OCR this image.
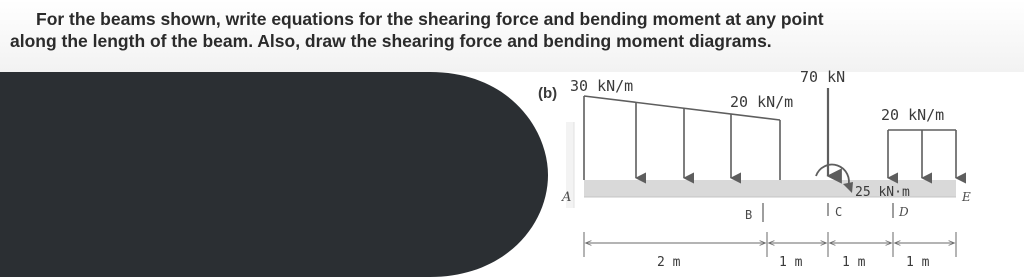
For the beams shown, write equations for the shearing force and bending moment at any point
along the length of the beam. Also, draw the shearing force and bending moment diagrams.

(b) 30 kN/m
20 kN/m
70 kN
20 kN/m
25 kN·m
A
B	C	D
E
2 m	1 m	1 m	1 m
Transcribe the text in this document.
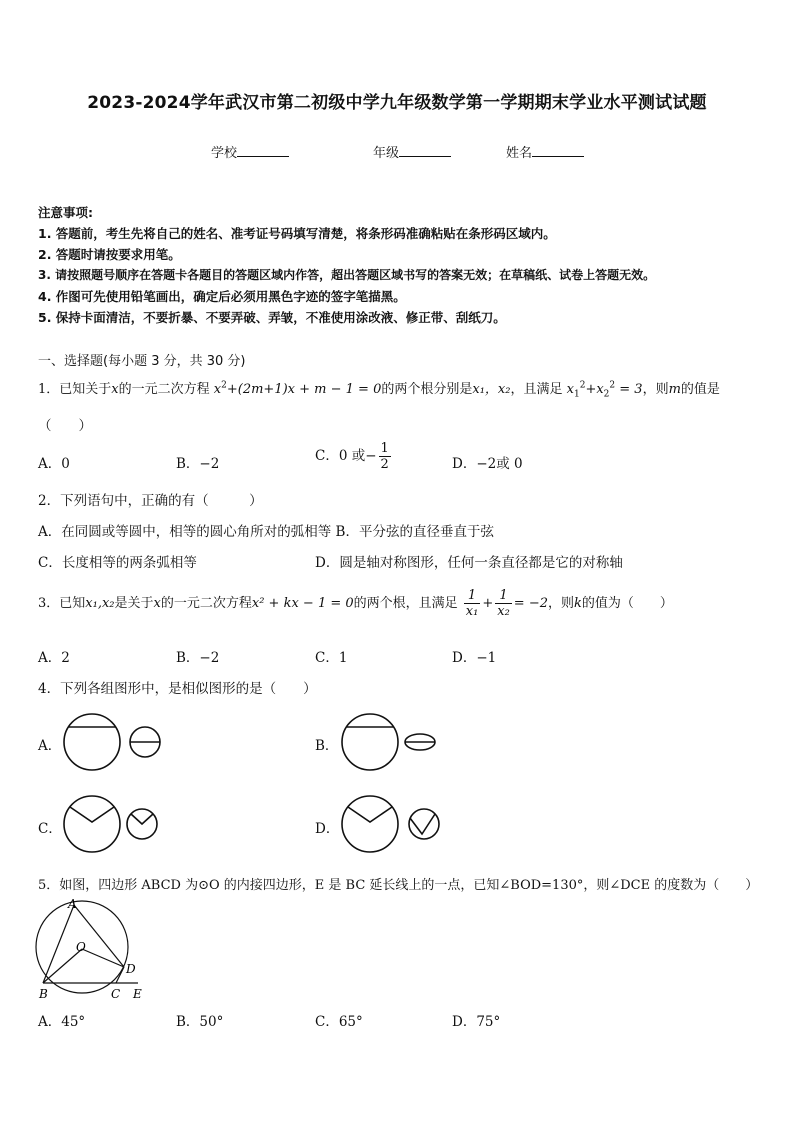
2023-2024学年武汉市第二初级中学九年级数学第一学期期末学业水平测试试题
学校	年级	姓名
注意事项:
1. 答题前，考生先将自己的姓名、准考证号码填写清楚，将条形码准确粘贴在条形码区域内。
2. 答题时请按要求用笔。
3. 请按照题号顺序在答题卡各题目的答题区域内作答，超出答题区域书写的答案无效；在草稿纸、试卷上答题无效。
4. 作图可先使用铅笔画出，确定后必须用黑色字迹的签字笔描黑。
5. 保持卡面清洁，不要折暴、不要弄破、弄皱，不准使用涂改液、修正带、刮纸刀。
一、选择题(每小题 3 分，共 30 分)
1．已知关于x的一元二次方程 $x^2+(2m+1)x + m - 1 = 0$的两个根分别是x₁，x₂，且满足 $x_1^2+x_2^2 = 3$，则m的值是
（　　）
A．0	B．−2	C．0 或− $\frac{1}{2}$	D．−2或 0
2．下列语句中，正确的有（　　　）
A．在同圆或等圆中，相等的圆心角所对的弧相等 B．平分弦的直径垂直于弦
C．长度相等的两条弧相等	D．圆是轴对称图形，任何一条直径都是它的对称轴
3．已知x₁,x₂是关于x的一元二次方程x² + kx − 1 = 0的两个根，且满足 $\frac{1}{\text{x₁}} + \frac{1}{\text{x₂}} = -2$，则k的值为（　　）
A．2	B．−2	C．1	D．−1
4．下列各组图形中，是相似图形的是（　　）
A．	B．
C．	D．
5．如图，四边形 ABCD 为⊙O 的内接四边形，E 是 BC 延长线上的一点，已知∠BOD=130°，则∠DCE 的度数为（　　）
A
O
D
B	C E
A．45°	B．50°	C．65°	D．75°
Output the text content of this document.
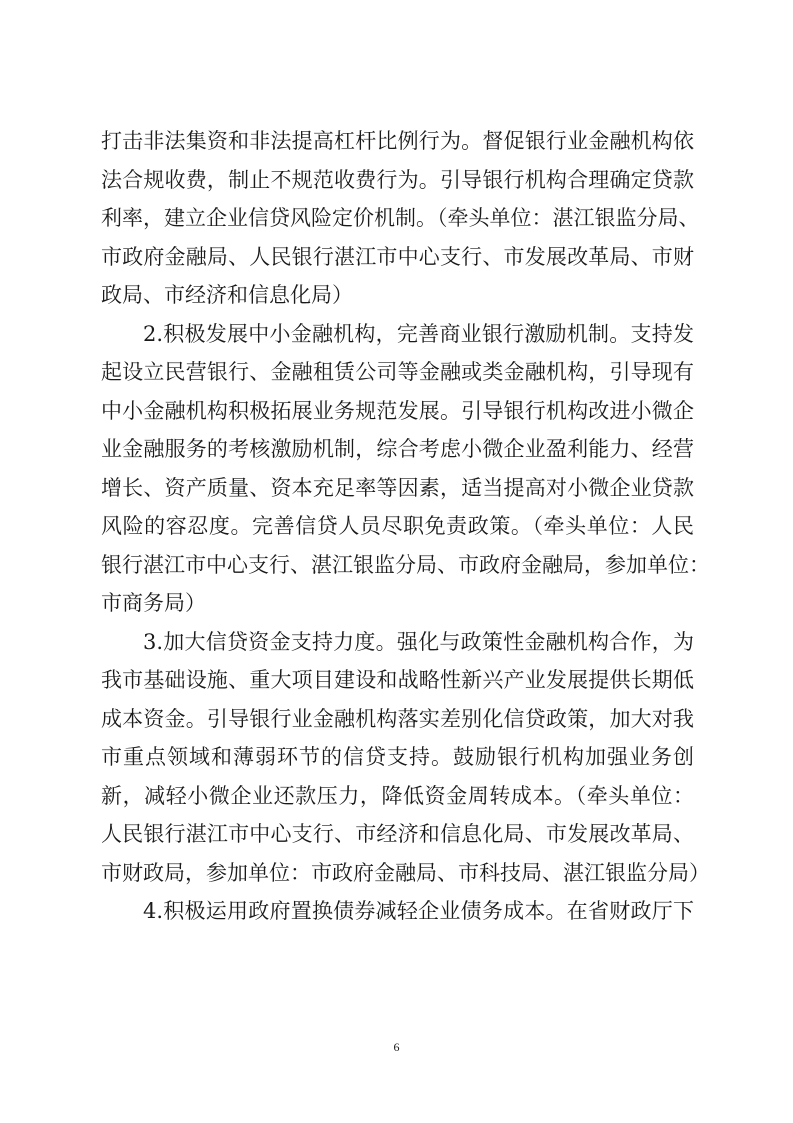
打击非法集资和非法提高杠杆比例行为。督促银行业金融机构依
法合规收费，制止不规范收费行为。引导银行机构合理确定贷款
利率，建立企业信贷风险定价机制。（牵头单位：湛江银监分局、
市政府金融局、人民银行湛江市中心支行、市发展改革局、市财
政局、市经济和信息化局）
2.积极发展中小金融机构，完善商业银行激励机制。支持发
起设立民营银行、金融租赁公司等金融或类金融机构，引导现有
中小金融机构积极拓展业务规范发展。引导银行机构改进小微企
业金融服务的考核激励机制，综合考虑小微企业盈利能力、经营
增长、资产质量、资本充足率等因素，适当提高对小微企业贷款
风险的容忍度。完善信贷人员尽职免责政策。（牵头单位：人民
银行湛江市中心支行、湛江银监分局、市政府金融局，参加单位：
市商务局）
3.加大信贷资金支持力度。强化与政策性金融机构合作，为
我市基础设施、重大项目建设和战略性新兴产业发展提供长期低
成本资金。引导银行业金融机构落实差别化信贷政策，加大对我
市重点领域和薄弱环节的信贷支持。鼓励银行机构加强业务创
新，减轻小微企业还款压力，降低资金周转成本。（牵头单位：
人民银行湛江市中心支行、市经济和信息化局、市发展改革局、
市财政局，参加单位：市政府金融局、市科技局、湛江银监分局）
4.积极运用政府置换债券减轻企业债务成本。在省财政厅下
6
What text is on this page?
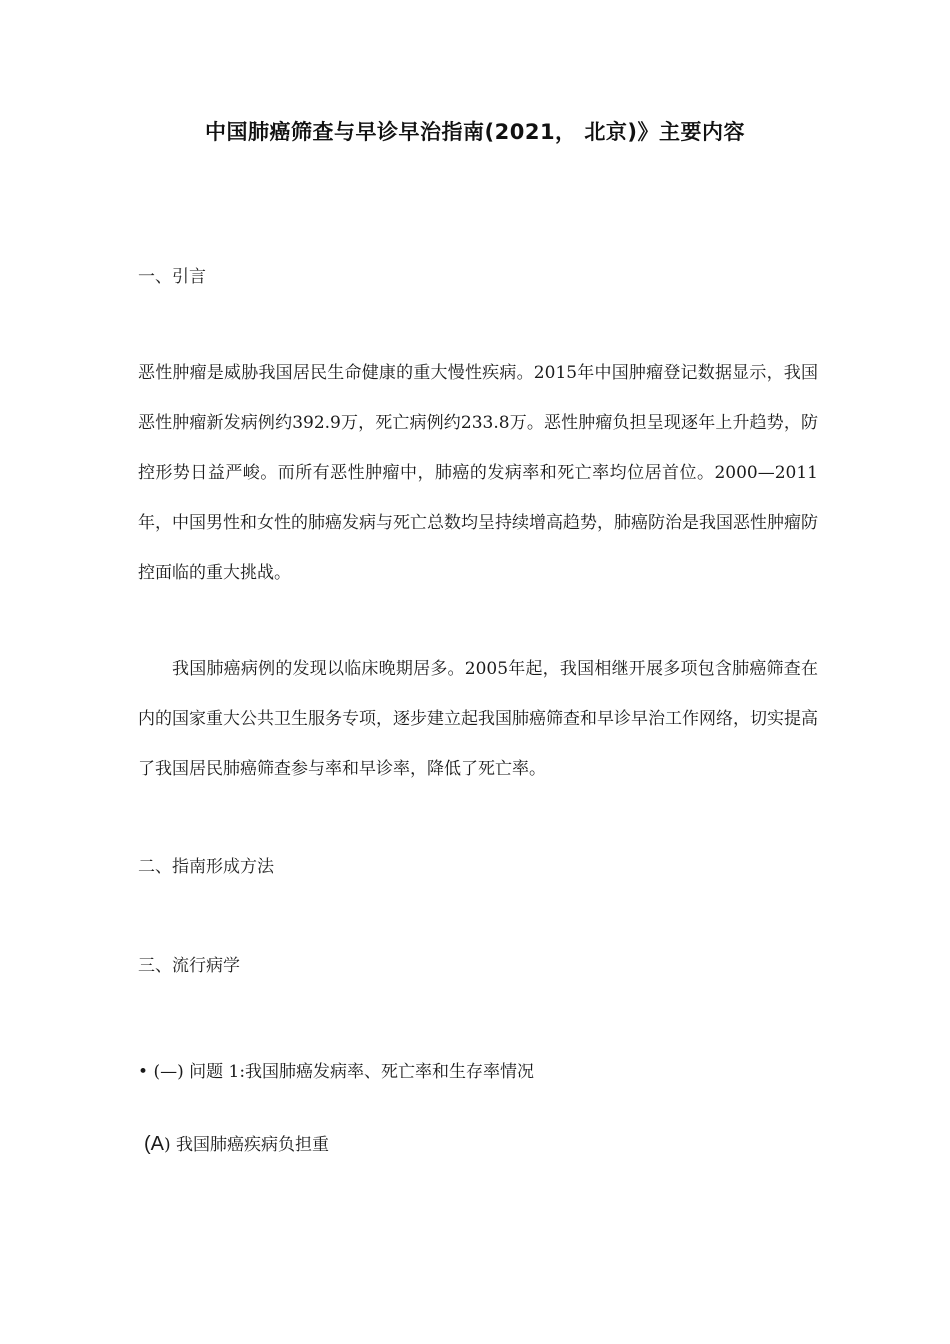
中国肺癌筛查与早诊早治指南(2021， 北京)》主要内容
一、引言
恶性肿瘤是威胁我国居民生命健康的重大慢性疾病。2015年中国肿瘤登记数据显示，我国恶性肿瘤新发病例约392.9万，死亡病例约233.8万。恶性肿瘤负担呈现逐年上升趋势，防控形势日益严峻。而所有恶性肿瘤中，肺癌的发病率和死亡率均位居首位。2000—2011年，中国男性和女性的肺癌发病与死亡总数均呈持续增高趋势，肺癌防治是我国恶性肿瘤防控面临的重大挑战。
我国肺癌病例的发现以临床晚期居多。2005年起，我国相继开展多项包含肺癌筛查在内的国家重大公共卫生服务专项，逐步建立起我国肺癌筛查和早诊早治工作网络，切实提高了我国居民肺癌筛查参与率和早诊率，降低了死亡率。
二、指南形成方法
三、流行病学
• (—) 问题 1:我国肺癌发病率、死亡率和生存率情况
(A) 我国肺癌疾病负担重
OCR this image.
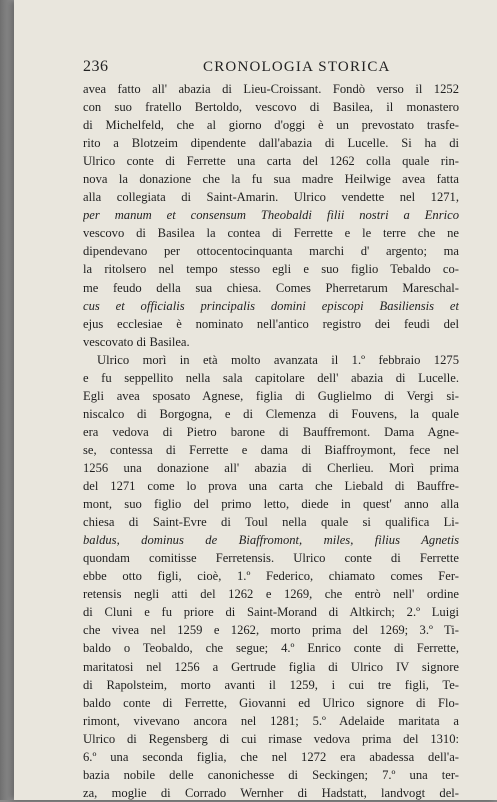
236	CRONOLOGIA STORICA
avea fatto all' abazia di Lieu-Croissant. Fondò verso il 1252
con suo fratello Bertoldo, vescovo di Basilea, il monastero
di Michelfeld, che al giorno d'oggi è un prevostato trasfe-
rito a Blotzeim dipendente dall'abazia di Lucelle. Si ha di
Ulrico conte di Ferrette una carta del 1262 colla quale rin-
nova la donazione che la fu sua madre Heilwige avea fatta
alla collegiata di Saint-Amarin. Ulrico vendette nel 1271,
per manum et consensum Theobaldi filii nostri a Enrico
vescovo di Basilea la contea di Ferrette e le terre che ne
dipendevano per ottocentocinquanta marchi d' argento; ma
la ritolsero nel tempo stesso egli e suo figlio Tebaldo co-
me feudo della sua chiesa. Comes Pherretarum Mareschal-
cus et officialis principalis domini episcopi Basiliensis et
ejus ecclesiae è nominato nell'antico registro dei feudi del
vescovato di Basilea.
Ulrico morì in età molto avanzata il 1.º febbraio 1275
e fu seppellito nella sala capitolare dell' abazia di Lucelle.
Egli avea sposato Agnese, figlia di Guglielmo di Vergi si-
niscalco di Borgogna, e di Clemenza di Fouvens, la quale
era vedova di Pietro barone di Bauffremont. Dama Agne-
se, contessa di Ferrette e dama di Biaffroymont, fece nel
1256 una donazione all' abazia di Cherlieu. Morì prima
del 1271 come lo prova una carta che Liebald di Bauffre-
mont, suo figlio del primo letto, diede in quest' anno alla
chiesa di Saint-Evre di Toul nella quale si qualifica Li-
baldus, dominus de Biaffromont, miles, filius Agnetis
quondam comitisse Ferretensis. Ulrico conte di Ferrette
ebbe otto figli, cioè, 1.º Federico, chiamato comes Fer-
retensis negli atti del 1262 e 1269, che entrò nell' ordine
di Cluni e fu priore di Saint-Morand di Altkirch; 2.º Luigi
che vivea nel 1259 e 1262, morto prima del 1269; 3.º Ti-
baldo o Teobaldo, che segue; 4.º Enrico conte di Ferrette,
maritatosi nel 1256 a Gertrude figlia di Ulrico IV signore
di Rapolsteim, morto avanti il 1259, i cui tre figli, Te-
baldo conte di Ferrette, Giovanni ed Ulrico signore di Flo-
rimont, vivevano ancora nel 1281; 5.º Adelaide maritata a
Ulrico di Regensberg di cui rimase vedova prima del 1310:
6.º una seconda figlia, che nel 1272 era abadessa dell'a-
bazia nobile delle canonichesse di Seckingen; 7.º una ter-
za, moglie di Corrado Wernher di Hadstatt, landvogt del-
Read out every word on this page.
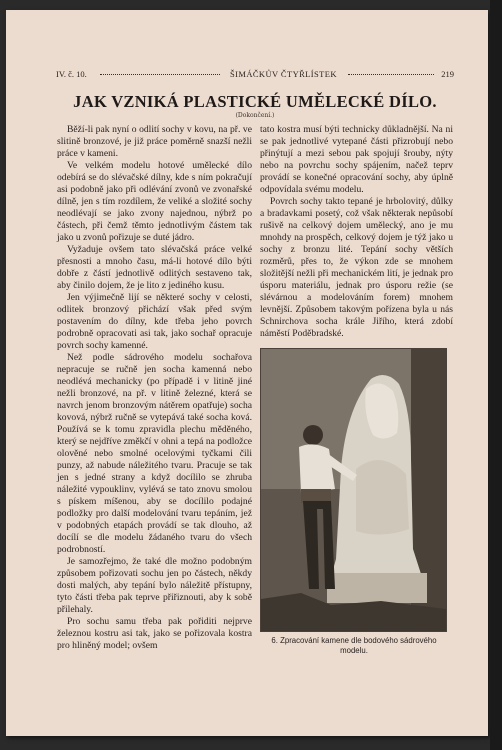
IV. č. 10.	ŠIMÁČKŮV ČTYŘLÍSTEK	219
JAK VZNIKÁ PLASTICKÉ UMĚLECKÉ DÍLO.
(Dokončení.)

Běží-li pak nyní o odlití sochy v kovu, na př. ve slitině bronzové, je již práce poměrně snazší nežli práce v kameni.

Ve velkém modelu hotové umělecké dílo odebírá se do slévačské dílny, kde s ním pokračují asi podobně jako při odlévání zvonů ve zvonařské dílně, jen s tím rozdílem, že veliké a složité sochy neodlévají se jako zvony najednou, nýbrž po částech, při čemž těmto jednotlivým částem tak jako u zvonů pořizuje se duté jádro.

Vyžaduje ovšem tato slévačská práce velké přesnosti a mnoho času, má-li hotové dílo býti dobře z částí jednotlivě odlitých sestaveno tak, aby činilo dojem, že je lito z jediného kusu.

Jen výjimečně lijí se některé sochy v celosti, odlitek bronzový přichází však před svým postavením do dílny, kde třeba jeho povrch podrobně opracovati asi tak, jako sochař opracuje povrch sochy kamenné.

Než podle sádrového modelu sochařova nepracuje se ručně jen socha kamenná nebo neodlévá mechanicky (po případě i v litině jiné nežli bronzové, na př. v litině železné, která se navrch jenom bronzovým nátěrem opatřuje) socha kovová, nýbrž ručně se vytepává také socha ková. Používá se k tomu zpravidla plechu měděného, který se nejdříve změkčí v ohni a tepá na podložce olověné nebo smolné ocelovými tyčkami čili punzy, až nabude náležitého tvaru. Pracuje se tak jen s jedné strany a když docílilo se zhruba náležité vypouklinv, vylévá se tato znovu smolou s pískem míšenou, aby se docílilo podajné podložky pro další modelování tvaru tepáním, jež v podobných etapách provádí se tak dlouho, až docílí se dle modelu žádaného tvaru do všech podrobností.

Je samozřejmo, že také dle možno podobným způsobem pořizovati sochu jen po částech, někdy dosti malých, aby tepání bylo náležitě přístupny, tyto části třeba pak teprve přiřiznouti, aby k sobě přilehaly.

Pro sochu samu třeba pak pořiditi nejprve železnou kostru asi tak, jako se pořizovala kostra pro hliněný model; ovšem

tato kostra musí býti technicky důkladnější. Na ni se pak jednotlivé vytepané části přizrobují nebo přinýtují a mezi sebou pak spojují šrouby, nýty nebo na povrchu sochy spájením, načež teprv provádí se konečné opracování sochy, aby úplně odpovídala svému modelu.

Povrch sochy takto tepané je hrbolovitý, důlky a bradavkami posetý, což však některak nepůsobí rušivě na celkový dojem umělecký, ano je mu mnohdy na prospěch, celkový dojem je týž jako u sochy z bronzu lité. Tepání sochy větších rozměrů, přes to, že výkon zde se mnohem složitější nežli při mechanickém lití, je jednak pro úsporu materiálu, jednak pro úsporu režie (se slévárnou a modelováním forem) mnohem levnější. Způsobem takovým pořízena byla u nás Schnirchova socha krále Jiřího, která zdobí náměstí Poděbradské.

6. Zpracování kamene dle bodového sádrového modelu.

# # # # #

Written request:
Copy, from the material above, each line in which the string "sochu" occurs.

Answer to this problem:
Je samozřejmo, že také dle možno podobným způsobem pořizovati sochu jen po částech, někdy dosti malých, aby tepání bylo náležitě přístupny, tyto části třeba pak teprve přiřiznouti, aby k sobě přilehaly.
Pro sochu samu třeba pak pořiditi nejprve železnou kostru asi tak, jako se pořizovala kostra pro hliněný model; ovšem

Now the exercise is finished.